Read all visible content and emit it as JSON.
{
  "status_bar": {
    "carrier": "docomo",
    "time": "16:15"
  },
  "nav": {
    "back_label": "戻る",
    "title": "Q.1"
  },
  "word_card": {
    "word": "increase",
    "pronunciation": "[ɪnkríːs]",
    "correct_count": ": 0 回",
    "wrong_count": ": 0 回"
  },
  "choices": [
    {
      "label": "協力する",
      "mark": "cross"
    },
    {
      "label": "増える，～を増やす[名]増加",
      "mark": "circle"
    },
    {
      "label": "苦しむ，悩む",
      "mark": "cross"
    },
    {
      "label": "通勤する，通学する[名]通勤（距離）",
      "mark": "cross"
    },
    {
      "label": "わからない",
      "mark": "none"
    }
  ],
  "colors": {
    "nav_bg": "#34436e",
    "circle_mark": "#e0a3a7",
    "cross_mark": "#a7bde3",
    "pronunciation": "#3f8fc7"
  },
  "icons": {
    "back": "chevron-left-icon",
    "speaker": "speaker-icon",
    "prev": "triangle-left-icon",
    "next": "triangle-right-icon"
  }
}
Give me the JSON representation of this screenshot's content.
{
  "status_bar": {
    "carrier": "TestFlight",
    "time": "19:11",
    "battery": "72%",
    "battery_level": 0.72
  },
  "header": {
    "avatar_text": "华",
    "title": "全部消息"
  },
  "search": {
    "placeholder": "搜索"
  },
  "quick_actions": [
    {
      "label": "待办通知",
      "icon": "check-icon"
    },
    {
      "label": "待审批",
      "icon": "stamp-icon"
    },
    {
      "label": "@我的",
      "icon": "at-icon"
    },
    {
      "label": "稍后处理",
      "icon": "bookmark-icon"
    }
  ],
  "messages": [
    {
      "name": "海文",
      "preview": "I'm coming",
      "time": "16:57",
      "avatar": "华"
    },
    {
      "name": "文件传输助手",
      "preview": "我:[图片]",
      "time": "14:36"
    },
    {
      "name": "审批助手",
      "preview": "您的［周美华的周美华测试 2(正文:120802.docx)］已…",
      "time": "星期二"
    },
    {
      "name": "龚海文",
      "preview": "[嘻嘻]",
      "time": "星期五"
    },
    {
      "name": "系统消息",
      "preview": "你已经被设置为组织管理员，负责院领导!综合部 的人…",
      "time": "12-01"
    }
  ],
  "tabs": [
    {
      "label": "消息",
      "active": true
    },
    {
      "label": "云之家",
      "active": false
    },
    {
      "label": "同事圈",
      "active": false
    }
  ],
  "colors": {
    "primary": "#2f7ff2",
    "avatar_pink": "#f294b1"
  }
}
================================
(Stated task):
Extract every line that has the string "triangle" in it.

(Exercise solution):
    "prev": "triangle-left-icon",
    "next": "triangle-right-icon"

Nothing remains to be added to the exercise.